RECORDS FOR PROCESSING.
____________

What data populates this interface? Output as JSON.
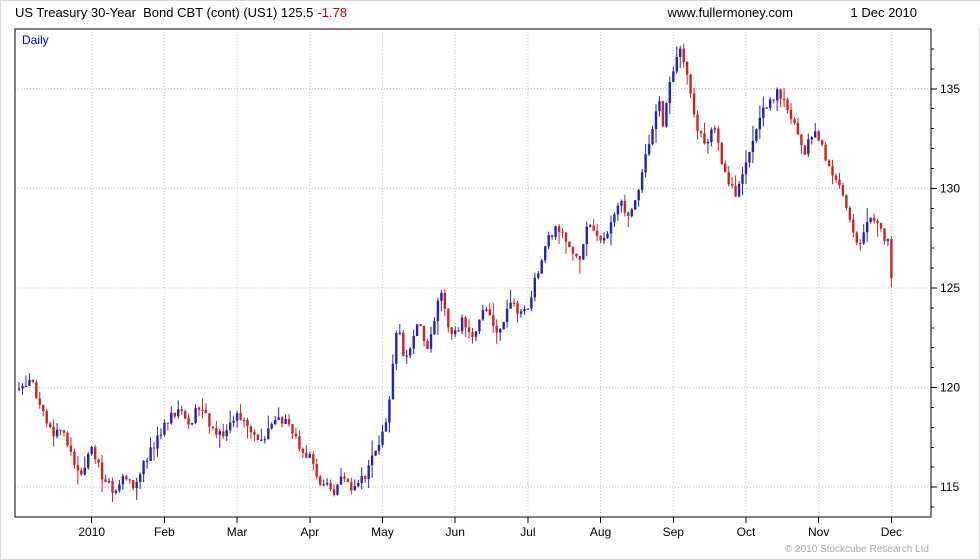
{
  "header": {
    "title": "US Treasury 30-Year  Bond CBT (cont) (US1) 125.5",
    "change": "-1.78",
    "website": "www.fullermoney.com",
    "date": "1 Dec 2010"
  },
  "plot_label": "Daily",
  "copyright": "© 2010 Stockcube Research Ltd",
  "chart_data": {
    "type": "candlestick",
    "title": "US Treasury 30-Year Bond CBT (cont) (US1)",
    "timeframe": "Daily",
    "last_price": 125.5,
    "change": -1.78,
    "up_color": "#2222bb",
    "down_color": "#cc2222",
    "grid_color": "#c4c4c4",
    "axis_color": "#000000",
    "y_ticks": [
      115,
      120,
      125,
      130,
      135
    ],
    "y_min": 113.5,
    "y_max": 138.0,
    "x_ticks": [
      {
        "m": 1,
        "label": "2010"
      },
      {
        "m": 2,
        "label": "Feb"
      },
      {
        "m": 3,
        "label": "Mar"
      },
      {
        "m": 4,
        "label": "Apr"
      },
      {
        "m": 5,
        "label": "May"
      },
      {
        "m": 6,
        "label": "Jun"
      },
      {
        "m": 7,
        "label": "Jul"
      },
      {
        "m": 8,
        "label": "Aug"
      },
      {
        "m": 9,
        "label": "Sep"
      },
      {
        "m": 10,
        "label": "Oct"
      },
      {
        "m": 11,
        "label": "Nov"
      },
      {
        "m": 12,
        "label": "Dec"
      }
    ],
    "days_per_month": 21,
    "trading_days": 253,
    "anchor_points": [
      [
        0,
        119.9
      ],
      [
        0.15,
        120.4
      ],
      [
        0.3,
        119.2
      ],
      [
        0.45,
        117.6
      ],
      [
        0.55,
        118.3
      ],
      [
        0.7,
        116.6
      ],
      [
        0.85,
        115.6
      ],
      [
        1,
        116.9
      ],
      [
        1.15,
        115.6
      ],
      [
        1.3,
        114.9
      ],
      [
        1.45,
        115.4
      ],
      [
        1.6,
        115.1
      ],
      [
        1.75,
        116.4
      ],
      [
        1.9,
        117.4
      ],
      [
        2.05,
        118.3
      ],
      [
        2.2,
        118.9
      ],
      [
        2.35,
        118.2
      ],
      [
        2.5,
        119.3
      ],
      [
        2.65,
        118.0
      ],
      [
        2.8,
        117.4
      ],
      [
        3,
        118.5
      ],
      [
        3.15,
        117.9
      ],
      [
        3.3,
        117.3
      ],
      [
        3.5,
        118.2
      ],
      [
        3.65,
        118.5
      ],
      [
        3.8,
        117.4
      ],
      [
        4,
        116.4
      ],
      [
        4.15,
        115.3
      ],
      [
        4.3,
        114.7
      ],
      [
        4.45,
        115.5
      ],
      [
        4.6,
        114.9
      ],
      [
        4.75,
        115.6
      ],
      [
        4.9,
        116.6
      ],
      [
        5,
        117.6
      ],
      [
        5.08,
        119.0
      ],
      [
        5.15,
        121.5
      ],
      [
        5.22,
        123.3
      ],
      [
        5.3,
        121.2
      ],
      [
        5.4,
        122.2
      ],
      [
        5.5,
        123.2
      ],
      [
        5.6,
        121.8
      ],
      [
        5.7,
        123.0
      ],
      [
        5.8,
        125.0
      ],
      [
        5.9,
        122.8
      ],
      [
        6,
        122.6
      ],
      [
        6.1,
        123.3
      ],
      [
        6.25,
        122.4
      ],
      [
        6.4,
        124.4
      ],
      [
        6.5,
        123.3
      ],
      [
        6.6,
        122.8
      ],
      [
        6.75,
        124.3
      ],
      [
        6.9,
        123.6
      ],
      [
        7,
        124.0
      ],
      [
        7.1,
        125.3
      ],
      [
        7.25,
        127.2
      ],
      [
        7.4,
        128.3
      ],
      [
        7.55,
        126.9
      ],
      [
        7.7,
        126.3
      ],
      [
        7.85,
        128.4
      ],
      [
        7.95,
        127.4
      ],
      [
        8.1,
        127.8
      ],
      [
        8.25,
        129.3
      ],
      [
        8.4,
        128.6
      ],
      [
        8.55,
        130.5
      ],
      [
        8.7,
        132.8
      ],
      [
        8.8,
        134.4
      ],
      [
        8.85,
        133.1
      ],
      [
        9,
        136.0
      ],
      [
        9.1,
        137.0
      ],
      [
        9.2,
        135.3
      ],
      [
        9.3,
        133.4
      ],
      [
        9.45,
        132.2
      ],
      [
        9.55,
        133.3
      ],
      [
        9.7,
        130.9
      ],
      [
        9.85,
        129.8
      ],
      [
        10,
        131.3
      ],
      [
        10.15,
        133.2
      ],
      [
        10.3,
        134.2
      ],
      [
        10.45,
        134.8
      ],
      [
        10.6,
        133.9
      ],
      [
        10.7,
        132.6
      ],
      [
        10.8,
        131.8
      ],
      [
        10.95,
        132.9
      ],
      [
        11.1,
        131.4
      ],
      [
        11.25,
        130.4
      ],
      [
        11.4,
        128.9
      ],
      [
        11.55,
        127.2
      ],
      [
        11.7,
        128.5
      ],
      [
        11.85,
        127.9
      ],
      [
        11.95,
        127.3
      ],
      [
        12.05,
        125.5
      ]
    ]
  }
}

____________

WHAT YOU HAVE TO DO. Check each line above for "cont" and return the ones that have it.

EXERCISE ANSWER.
    "title": "US Treasury 30-Year  Bond CBT (cont) (US1) 125.5",
    "title": "US Treasury 30-Year Bond CBT (cont) (US1)",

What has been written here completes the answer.